▸ **What is asked**
All entries must be repeated exactly; do not include the pictures.
───── Supplied data ─────
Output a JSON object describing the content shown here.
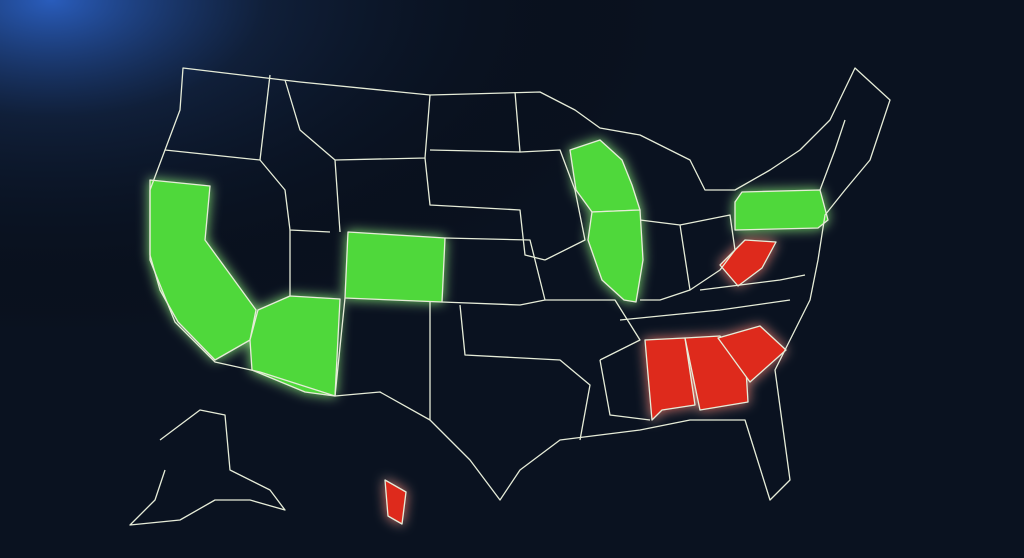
{
  "map": {
    "background": "#0a1220",
    "border_color": "#e6ecd8",
    "highlight_green": "#4fd83a",
    "highlight_red": "#de2a1e"
  }
}
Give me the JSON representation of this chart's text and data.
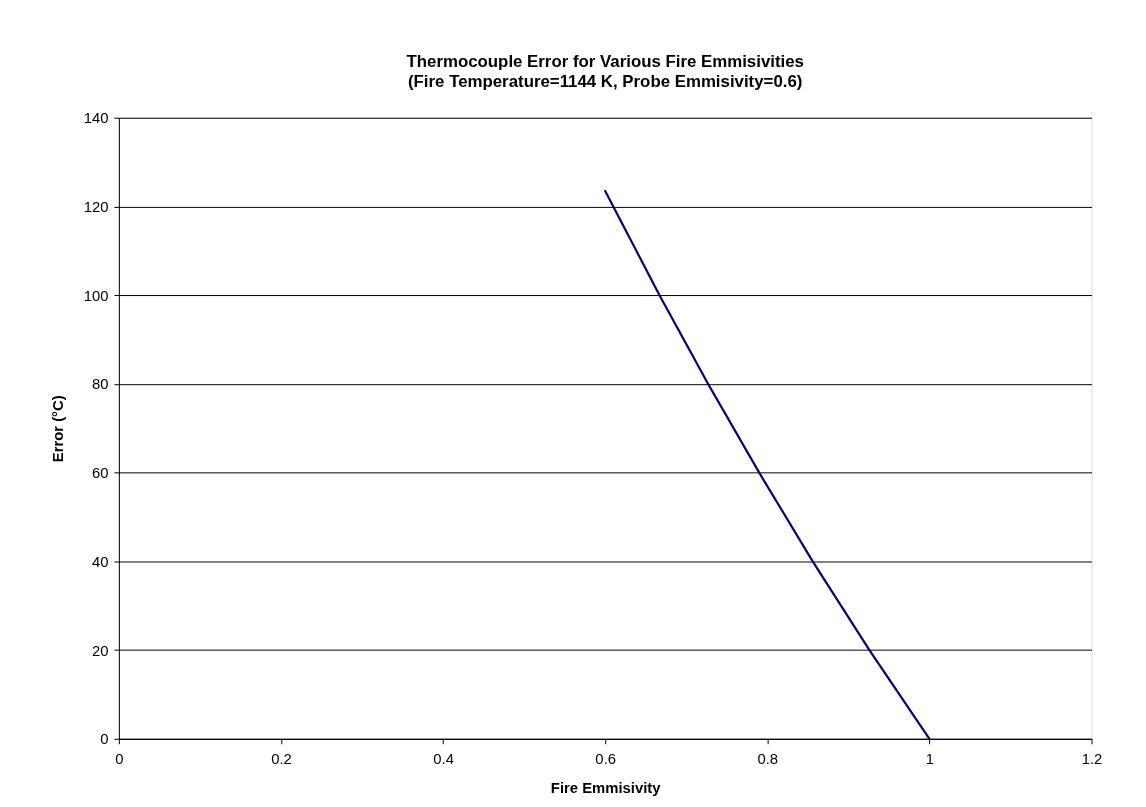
{
  "chart_data": {
    "type": "line",
    "title": "Thermocouple Error for Various Fire Emmisivities",
    "subtitle": "(Fire Temperature=1144 K, Probe Emmisivity=0.6)",
    "xlabel": "Fire Emmisivity",
    "ylabel": "Error (°C)",
    "series": [
      {
        "color": "#000080",
        "x": [
          0.6,
          0.667,
          0.727,
          0.79,
          0.856,
          0.926,
          1.0
        ],
        "values": [
          123.5,
          100,
          80,
          60,
          40,
          20,
          0
        ]
      }
    ],
    "xlim": [
      0,
      1.2
    ],
    "xticks": [
      0,
      0.2,
      0.4,
      0.6,
      0.8,
      1,
      1.2
    ],
    "ylim": [
      0,
      140
    ],
    "yticks": [
      0,
      20,
      40,
      60,
      80,
      100,
      120,
      140
    ],
    "grid": "y",
    "legend": false,
    "marker": "none",
    "line_style": "solid"
  }
}
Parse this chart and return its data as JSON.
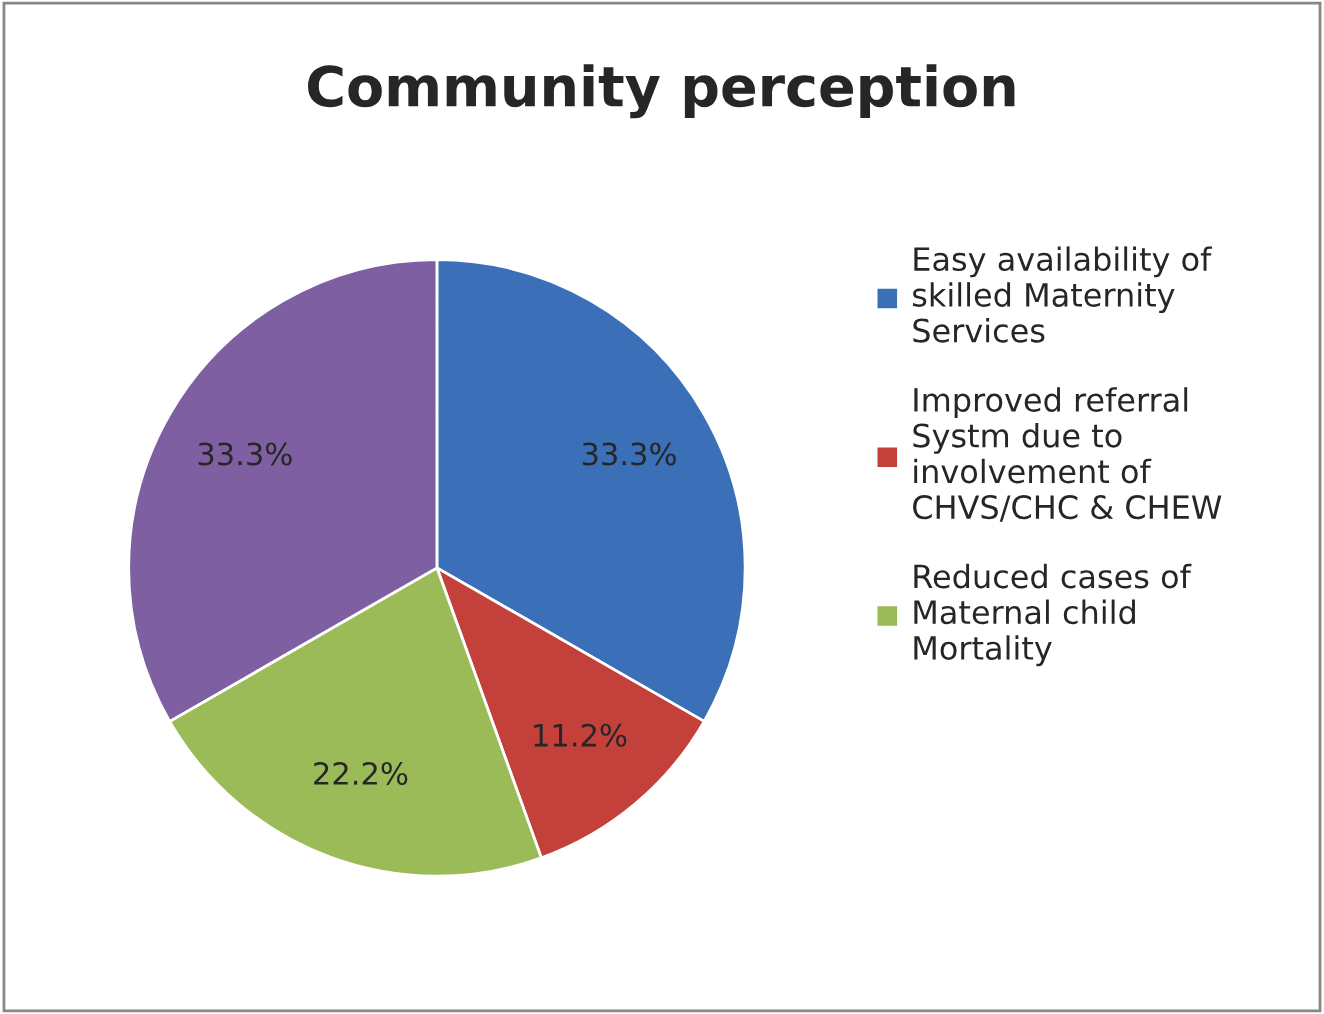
─────
▸ **Solution for this task**
Output a JSON object describing the content shown here.
{
  "map": {
    "background": "#0a1220",
    "border_color": "#e6ecd8",
    "highlight_green": "#4fd83a",
    "highlight_red": "#de2a1e"
  }
}
Give me the JSON representation of this chart's text and data.
{
  "chart_data": {
    "type": "line",
    "title": "Thermocouple Error for Various Fire Emmisivities",
    "subtitle": "(Fire Temperature=1144 K, Probe Emmisivity=0.6)",
    "xlabel": "Fire Emmisivity",
    "ylabel": "Error (°C)",
    "series": [
      {
        "color": "#000080",
        "x": [
          0.6,
          0.667,
          0.727,
          0.79,
          0.856,
          0.926,
          1.0
        ],
        "values": [
          123.5,
          100,
          80,
          60,
          40,
          20,
          0
        ]
      }
    ],
    "xlim": [
      0,
      1.2
    ],
    "xticks": [
      0,
      0.2,
      0.4,
      0.6,
      0.8,
      1,
      1.2
    ],
    "ylim": [
      0,
      140
    ],
    "yticks": [
      0,
      20,
      40,
      60,
      80,
      100,
      120,
      140
    ],
    "grid": "y",
    "legend": false,
    "marker": "none",
    "line_style": "solid"
  }
}
Parse this chart and return its data as JSON.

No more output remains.